■ **DIRECTIONS**
Print all the data, keeping every line exactly as it is.

Excerpt from a dataset
===

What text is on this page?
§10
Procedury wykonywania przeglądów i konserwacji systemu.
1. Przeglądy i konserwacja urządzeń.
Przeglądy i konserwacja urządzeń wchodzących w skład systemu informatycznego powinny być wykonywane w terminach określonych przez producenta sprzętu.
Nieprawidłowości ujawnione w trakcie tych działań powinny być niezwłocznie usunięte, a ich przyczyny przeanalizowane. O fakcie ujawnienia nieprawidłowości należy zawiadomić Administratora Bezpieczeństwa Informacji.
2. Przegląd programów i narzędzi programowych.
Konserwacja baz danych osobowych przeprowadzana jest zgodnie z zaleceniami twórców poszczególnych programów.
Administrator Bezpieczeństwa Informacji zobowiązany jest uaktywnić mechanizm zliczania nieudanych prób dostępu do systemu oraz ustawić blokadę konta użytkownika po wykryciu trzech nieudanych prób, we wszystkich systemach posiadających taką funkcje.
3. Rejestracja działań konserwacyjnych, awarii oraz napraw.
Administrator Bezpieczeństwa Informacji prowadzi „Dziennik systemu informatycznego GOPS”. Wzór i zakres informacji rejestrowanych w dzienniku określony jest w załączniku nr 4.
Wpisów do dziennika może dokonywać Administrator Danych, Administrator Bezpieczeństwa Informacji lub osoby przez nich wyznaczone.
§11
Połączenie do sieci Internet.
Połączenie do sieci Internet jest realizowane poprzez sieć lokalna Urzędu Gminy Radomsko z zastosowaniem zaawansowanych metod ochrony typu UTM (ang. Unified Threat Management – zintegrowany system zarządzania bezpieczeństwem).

===

■ **EXPECTED ANSWER**
What text is on this page?
§10
Procedury wykonywania przeglądów i konserwacji systemu.
1. Przeglądy i konserwacja urządzeń.
Przeglądy i konserwacja urządzeń wchodzących w skład systemu informatycznego powinny być wykonywane w terminach określonych przez producenta sprzętu.
Nieprawidłowości ujawnione w trakcie tych działań powinny być niezwłocznie usunięte, a ich przyczyny przeanalizowane. O fakcie ujawnienia nieprawidłowości należy zawiadomić Administratora Bezpieczeństwa Informacji.
2. Przegląd programów i narzędzi programowych.
Konserwacja baz danych osobowych przeprowadzana jest zgodnie z zaleceniami twórców poszczególnych programów.
Administrator Bezpieczeństwa Informacji zobowiązany jest uaktywnić mechanizm zliczania nieudanych prób dostępu do systemu oraz ustawić blokadę konta użytkownika po wykryciu trzech nieudanych prób, we wszystkich systemach posiadających taką funkcje.
3. Rejestracja działań konserwacyjnych, awarii oraz napraw.
Administrator Bezpieczeństwa Informacji prowadzi „Dziennik systemu informatycznego GOPS”. Wzór i zakres informacji rejestrowanych w dzienniku określony jest w załączniku nr 4.
Wpisów do dziennika może dokonywać Administrator Danych, Administrator Bezpieczeństwa Informacji lub osoby przez nich wyznaczone.
§11
Połączenie do sieci Internet.
Połączenie do sieci Internet jest realizowane poprzez sieć lokalna Urzędu Gminy Radomsko z zastosowaniem zaawansowanych metod ochrony typu UTM (ang. Unified Threat Management – zintegrowany system zarządzania bezpieczeństwem).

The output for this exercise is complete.